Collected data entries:
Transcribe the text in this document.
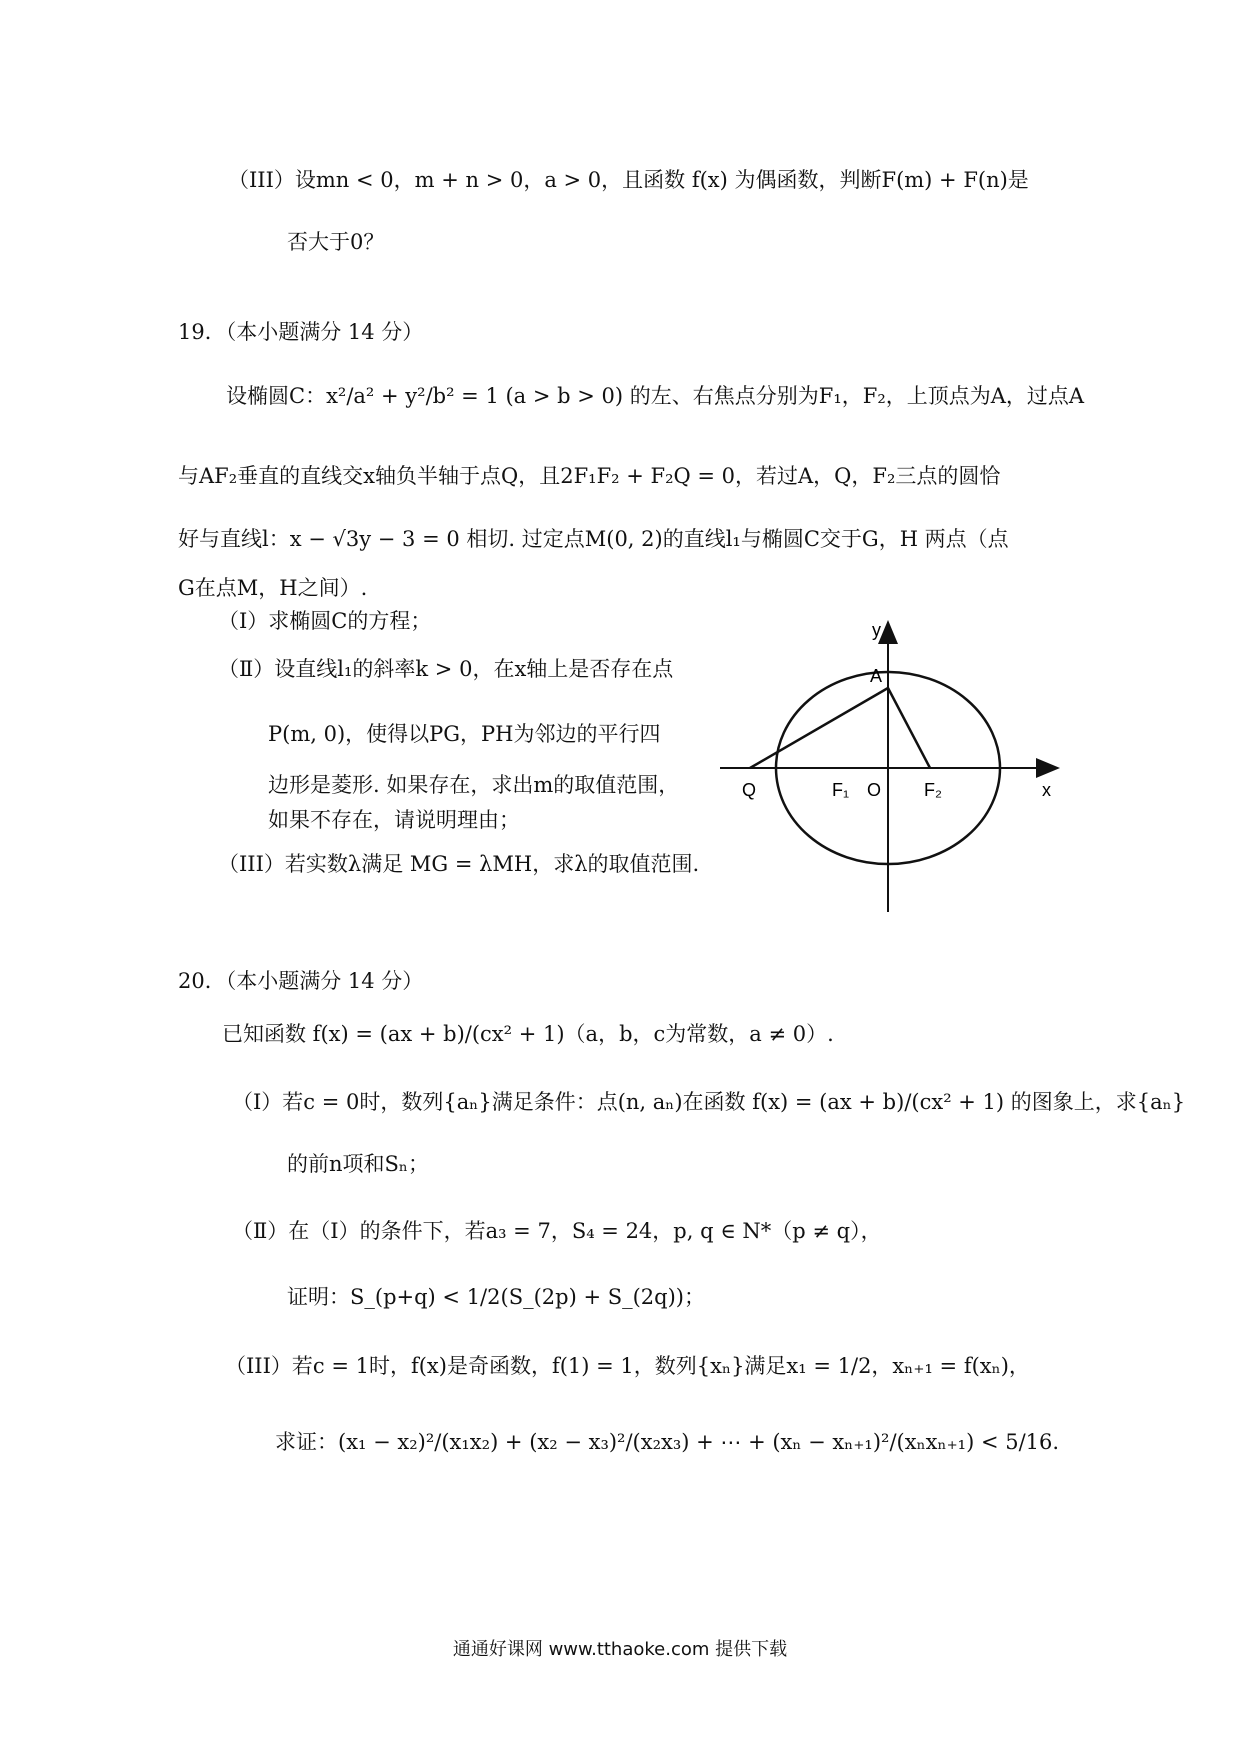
（III）设mn < 0，m + n > 0，a > 0，且函数 f(x) 为偶函数，判断F(m) + F(n)是
否大于0？
19．（本小题满分 14 分）
设椭圆C：x²/a² + y²/b² = 1 (a > b > 0) 的左、右焦点分别为F₁，F₂，上顶点为A，过点A
与AF₂垂直的直线交x轴负半轴于点Q，且2F₁F₂ + F₂Q = 0，若过A，Q，F₂三点的圆恰
好与直线l：x − √3y − 3 = 0 相切. 过定点M(0, 2)的直线l₁与椭圆C交于G，H 两点（点
G在点M，H之间）.
（Ⅰ）求椭圆C的方程；
（Ⅱ）设直线l₁的斜率k > 0，在x轴上是否存在点
P(m, 0)，使得以PG，PH为邻边的平行四
边形是菱形. 如果存在，求出m的取值范围，
如果不存在，请说明理由；
（III）若实数λ满足 MG = λMH，求λ的取值范围.
y
A
Q	F₁ O F₂	x
20．（本小题满分 14 分）
已知函数 f(x) = (ax + b)/(cx² + 1)（a，b，c为常数，a ≠ 0）.
（Ⅰ）若c = 0时，数列{aₙ}满足条件：点(n, aₙ)在函数 f(x) = (ax + b)/(cx² + 1) 的图象上，求{aₙ}
的前n项和Sₙ；
（Ⅱ）在（Ⅰ）的条件下，若a₃ = 7，S₄ = 24，p, q ∈ N*（p ≠ q），
证明：S_(p+q) < 1/2(S_(2p) + S_(2q))；
（III）若c = 1时，f(x)是奇函数，f(1) = 1，数列{xₙ}满足x₁ = 1/2，xₙ₊₁ = f(xₙ)，
求证：(x₁ − x₂)²/(x₁x₂) + (x₂ − x₃)²/(x₂x₃) + ⋯ + (xₙ − xₙ₊₁)²/(xₙxₙ₊₁) < 5/16.
通通好课网 www.tthaoke.com 提供下载
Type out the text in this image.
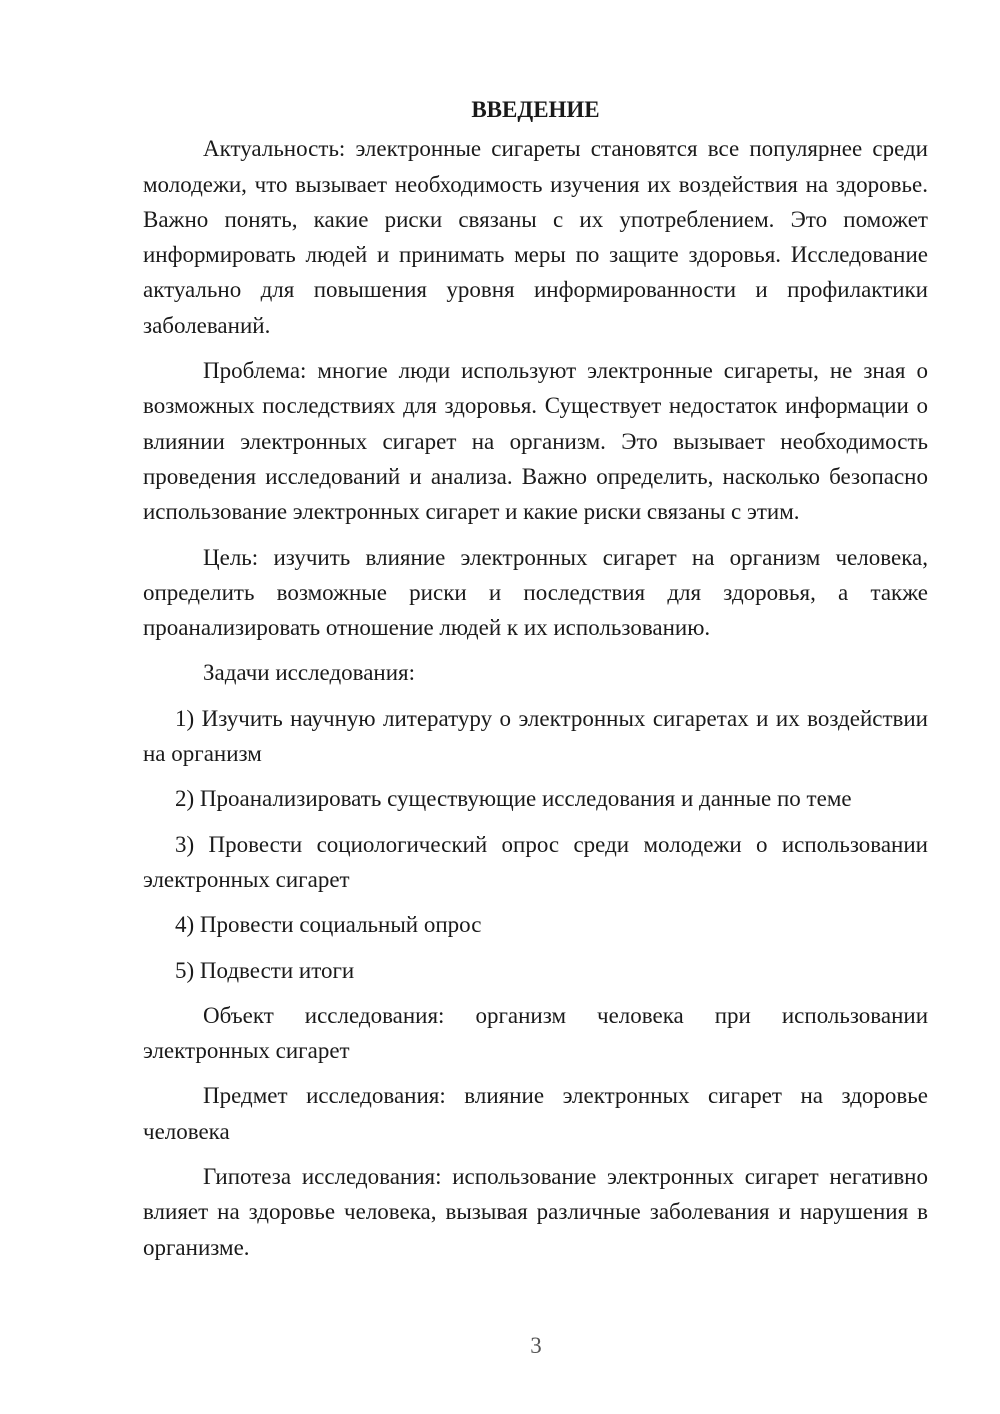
ВВЕДЕНИЕ

Актуальность: электронные сигареты становятся все популярнее среди молодежи, что вызывает необходимость изучения их воздействия на здоровье. Важно понять, какие риски связаны с их употреблением. Это поможет информировать людей и принимать меры по защите здоровья. Исследование актуально для повышения уровня информированности и профилактики заболеваний.

Проблема: многие люди используют электронные сигареты, не зная о возможных последствиях для здоровья. Существует недостаток информации о влиянии электронных сигарет на организм. Это вызывает необходимость проведения исследований и анализа. Важно определить, насколько безопасно использование электронных сигарет и какие риски связаны с этим.

Цель: изучить влияние электронных сигарет на организм человека, определить возможные риски и последствия для здоровья, а также проанализировать отношение людей к их использованию.

Задачи исследования:

1) Изучить научную литературу о электронных сигаретах и их воздействии на организм

2) Проанализировать существующие исследования и данные по теме

3) Провести социологический опрос среди молодежи о использовании электронных сигарет

4) Провести социальный опрос

5) Подвести итоги

Объект исследования: организм человека при использовании электронных сигарет

Предмет исследования: влияние электронных сигарет на здоровье человека

Гипотеза исследования: использование электронных сигарет негативно влияет на здоровье человека, вызывая различные заболевания и нарушения в организме.

3
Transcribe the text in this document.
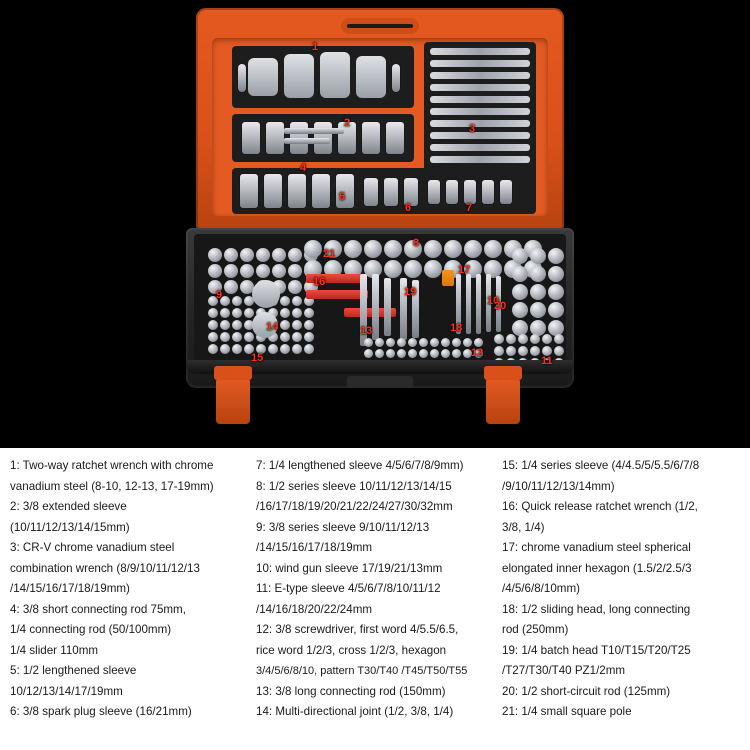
1
2	3
4
5
6	7
8
9	10
11
12
13
14
15
16
17
18
19
20
21
1: Two-way ratchet wrench with chrome
vanadium steel (8-10, 12-13, 17-19mm)
2: 3/8 extended sleeve
(10/11/12/13/14/15mm)
3: CR-V chrome vanadium steel
combination wrench (8/9/10/11/12/13
/14/15/16/17/18/19mm)
4: 3/8 short connecting rod 75mm,
1/4 connecting rod (50/100mm)
1/4 slider 110mm
5: 1/2 lengthened sleeve
10/12/13/14/17/19mm
6: 3/8 spark plug sleeve (16/21mm)
7: 1/4 lengthened sleeve 4/5/6/7/8/9mm)
8: 1/2 series sleeve 10/11/12/13/14/15
/16/17/18/19/20/21/22/24/27/30/32mm
9: 3/8 series sleeve 9/10/11/12/13
/14/15/16/17/18/19mm
10: wind gun sleeve 17/19/21/13mm
11: E-type sleeve 4/5/6/7/8/10/11/12
/14/16/18/20/22/24mm
12: 3/8 screwdriver, first word 4/5.5/6.5,
rice word 1/2/3, cross 1/2/3, hexagon
3/4/5/6/8/10, pattern T30/T40 /T45/T50/T55
13: 3/8 long connecting rod (150mm)
14: Multi-directional joint (1/2, 3/8, 1/4)
15: 1/4 series sleeve (4/4.5/5/5.5/6/7/8
/9/10/11/12/13/14mm)
16: Quick release ratchet wrench (1/2,
3/8, 1/4)
17: chrome vanadium steel spherical
elongated inner hexagon (1.5/2/2.5/3
/4/5/6/8/10mm)
18: 1/2 sliding head, long connecting
rod (250mm)
19: 1/4 batch head T10/T15/T20/T25
/T27/T30/T40 PZ1/2mm
20: 1/2 short-circuit rod (125mm)
21: 1/4 small square pole
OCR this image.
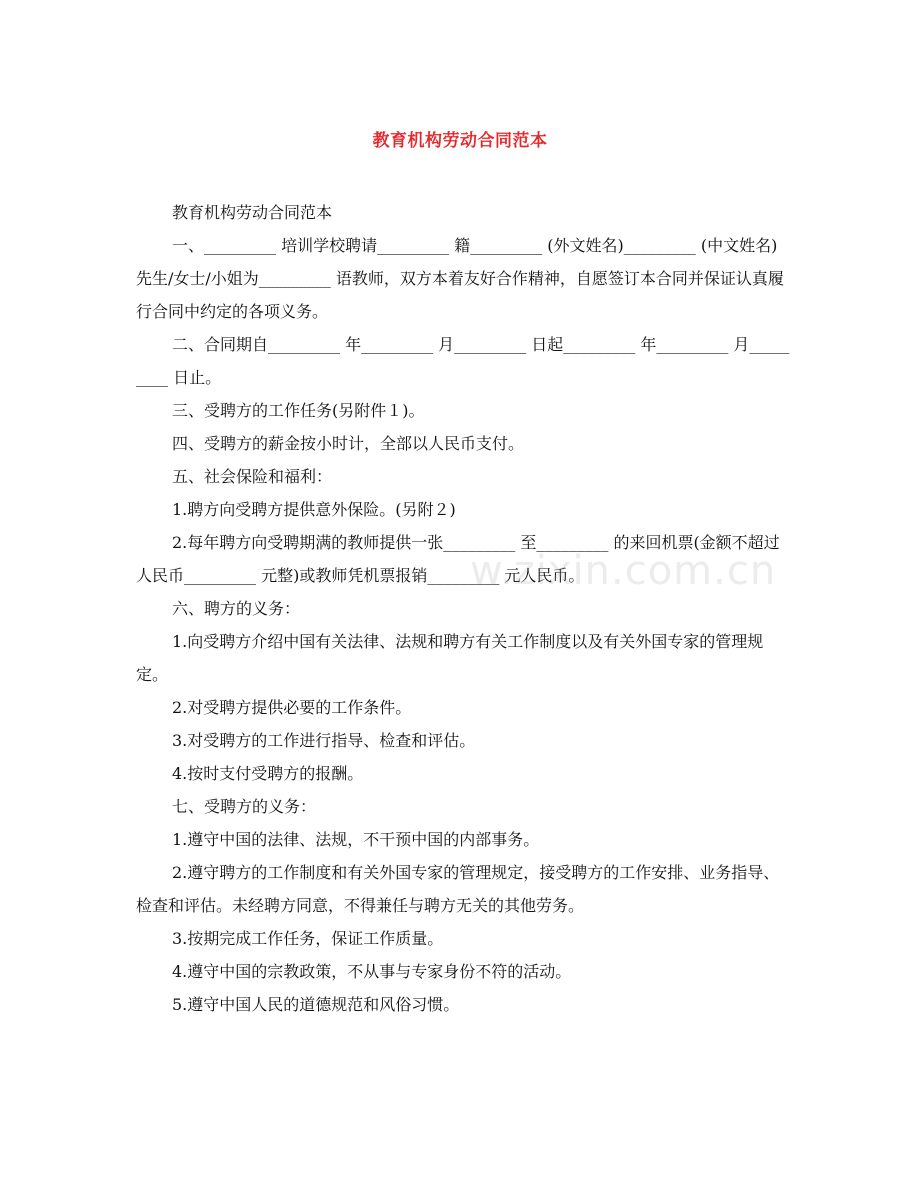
教育机构劳动合同范本

教育机构劳动合同范本

一、_________ 培训学校聘请_________ 籍_________ (外文姓名)_________ (中文姓名)先生/女士/小姐为_________ 语教师，双方本着友好合作精神，自愿签订本合同并保证认真履行合同中约定的各项义务。

二、合同期自_________ 年_________ 月_________ 日起_________ 年_________ 月_________ 日止。

三、受聘方的工作任务(另附件１)。

四、受聘方的薪金按小时计，全部以人民币支付。

五、社会保险和福利：

1.聘方向受聘方提供意外保险。(另附２)

2.每年聘方向受聘期满的教师提供一张_________ 至_________ 的来回机票(金额不超过人民币_________ 元整)或教师凭机票报销_________ 元人民币。

六、聘方的义务：

1.向受聘方介绍中国有关法律、法规和聘方有关工作制度以及有关外国专家的管理规定。

2.对受聘方提供必要的工作条件。

3.对受聘方的工作进行指导、检查和评估。

4.按时支付受聘方的报酬。

七、受聘方的义务：

1.遵守中国的法律、法规，不干预中国的内部事务。

2.遵守聘方的工作制度和有关外国专家的管理规定，接受聘方的工作安排、业务指导、检查和评估。未经聘方同意，不得兼任与聘方无关的其他劳务。

3.按期完成工作任务，保证工作质量。

4.遵守中国的宗教政策，不从事与专家身份不符的活动。

5.遵守中国人民的道德规范和风俗习惯。

w.zixin.com.cn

YOUR TASK: Write every record out again exactly; no pictures belong in the copy.

COMPLETE OUTPUT:
Transcribe the text in this document.
（III）设mn < 0，m + n > 0，a > 0，且函数 f(x) 为偶函数，判断F(m) + F(n)是
否大于0？
19．（本小题满分 14 分）
设椭圆C：x²/a² + y²/b² = 1 (a > b > 0) 的左、右焦点分别为F₁，F₂，上顶点为A，过点A
与AF₂垂直的直线交x轴负半轴于点Q，且2F₁F₂ + F₂Q = 0，若过A，Q，F₂三点的圆恰
好与直线l：x − √3y − 3 = 0 相切. 过定点M(0, 2)的直线l₁与椭圆C交于G，H 两点（点
G在点M，H之间）.
（Ⅰ）求椭圆C的方程；
（Ⅱ）设直线l₁的斜率k > 0，在x轴上是否存在点
P(m, 0)，使得以PG，PH为邻边的平行四
边形是菱形. 如果存在，求出m的取值范围，
如果不存在，请说明理由；
（III）若实数λ满足 MG = λMH，求λ的取值范围.
y
A
Q	F₁ O F₂	x
20．（本小题满分 14 分）
已知函数 f(x) = (ax + b)/(cx² + 1)（a，b，c为常数，a ≠ 0）.
（Ⅰ）若c = 0时，数列{aₙ}满足条件：点(n, aₙ)在函数 f(x) = (ax + b)/(cx² + 1) 的图象上，求{aₙ}
的前n项和Sₙ；
（Ⅱ）在（Ⅰ）的条件下，若a₃ = 7，S₄ = 24，p, q ∈ N*（p ≠ q），
证明：S_(p+q) < 1/2(S_(2p) + S_(2q))；
（III）若c = 1时，f(x)是奇函数，f(1) = 1，数列{xₙ}满足x₁ = 1/2，xₙ₊₁ = f(xₙ)，
求证：(x₁ − x₂)²/(x₁x₂) + (x₂ − x₃)²/(x₂x₃) + ⋯ + (xₙ − xₙ₊₁)²/(xₙxₙ₊₁) < 5/16.
通通好课网 www.tthaoke.com 提供下载
Type out the text in this image.
ВВЕДЕНИЕ

Актуальность: электронные сигареты становятся все популярнее среди молодежи, что вызывает необходимость изучения их воздействия на здоровье. Важно понять, какие риски связаны с их употреблением. Это поможет информировать людей и принимать меры по защите здоровья. Исследование актуально для повышения уровня информированности и профилактики заболеваний.

Проблема: многие люди используют электронные сигареты, не зная о возможных последствиях для здоровья. Существует недостаток информации о влиянии электронных сигарет на организм. Это вызывает необходимость проведения исследований и анализа. Важно определить, насколько безопасно использование электронных сигарет и какие риски связаны с этим.

Цель: изучить влияние электронных сигарет на организм человека, определить возможные риски и последствия для здоровья, а также проанализировать отношение людей к их использованию.

Задачи исследования:

1) Изучить научную литературу о электронных сигаретах и их воздействии на организм

2) Проанализировать существующие исследования и данные по теме

3) Провести социологический опрос среди молодежи о использовании электронных сигарет

4) Провести социальный опрос

5) Подвести итоги

Объект исследования: организм человека при использовании электронных сигарет

Предмет исследования: влияние электронных сигарет на здоровье человека

Гипотеза исследования: использование электронных сигарет негативно влияет на здоровье человека, вызывая различные заболевания и нарушения в организме.

3
Transcribe the text in this document.
1
2	3
4
5
6	7
8
9	10
11
12
13
14
15
16
17
18
19
20
21
1: Two-way ratchet wrench with chrome
vanadium steel (8-10, 12-13, 17-19mm)
2: 3/8 extended sleeve
(10/11/12/13/14/15mm)
3: CR-V chrome vanadium steel
combination wrench (8/9/10/11/12/13
/14/15/16/17/18/19mm)
4: 3/8 short connecting rod 75mm,
1/4 connecting rod (50/100mm)
1/4 slider 110mm
5: 1/2 lengthened sleeve
10/12/13/14/17/19mm
6: 3/8 spark plug sleeve (16/21mm)
7: 1/4 lengthened sleeve 4/5/6/7/8/9mm)
8: 1/2 series sleeve 10/11/12/13/14/15
/16/17/18/19/20/21/22/24/27/30/32mm
9: 3/8 series sleeve 9/10/11/12/13
/14/15/16/17/18/19mm
10: wind gun sleeve 17/19/21/13mm
11: E-type sleeve 4/5/6/7/8/10/11/12
/14/16/18/20/22/24mm
12: 3/8 screwdriver, first word 4/5.5/6.5,
rice word 1/2/3, cross 1/2/3, hexagon
3/4/5/6/8/10, pattern T30/T40 /T45/T50/T55
13: 3/8 long connecting rod (150mm)
14: Multi-directional joint (1/2, 3/8, 1/4)
15: 1/4 series sleeve (4/4.5/5/5.5/6/7/8
/9/10/11/12/13/14mm)
16: Quick release ratchet wrench (1/2,
3/8, 1/4)
17: chrome vanadium steel spherical
elongated inner hexagon (1.5/2/2.5/3
/4/5/6/8/10mm)
18: 1/2 sliding head, long connecting
rod (250mm)
19: 1/4 batch head T10/T15/T20/T25
/T27/T30/T40 PZ1/2mm
20: 1/2 short-circuit rod (125mm)
21: 1/4 small square pole
OCR this image.
教育机构劳动合同范本

教育机构劳动合同范本

一、_________ 培训学校聘请_________ 籍_________ (外文姓名)_________ (中文姓名)先生/女士/小姐为_________ 语教师，双方本着友好合作精神，自愿签订本合同并保证认真履行合同中约定的各项义务。

二、合同期自_________ 年_________ 月_________ 日起_________ 年_________ 月_________ 日止。

三、受聘方的工作任务(另附件１)。

四、受聘方的薪金按小时计，全部以人民币支付。

五、社会保险和福利：

1.聘方向受聘方提供意外保险。(另附２)

2.每年聘方向受聘期满的教师提供一张_________ 至_________ 的来回机票(金额不超过人民币_________ 元整)或教师凭机票报销_________ 元人民币。

六、聘方的义务：

1.向受聘方介绍中国有关法律、法规和聘方有关工作制度以及有关外国专家的管理规定。

2.对受聘方提供必要的工作条件。

3.对受聘方的工作进行指导、检查和评估。

4.按时支付受聘方的报酬。

七、受聘方的义务：

1.遵守中国的法律、法规，不干预中国的内部事务。

2.遵守聘方的工作制度和有关外国专家的管理规定，接受聘方的工作安排、业务指导、检查和评估。未经聘方同意，不得兼任与聘方无关的其他劳务。

3.按期完成工作任务，保证工作质量。

4.遵守中国的宗教政策，不从事与专家身份不符的活动。

5.遵守中国人民的道德规范和风俗习惯。

w.zixin.com.cn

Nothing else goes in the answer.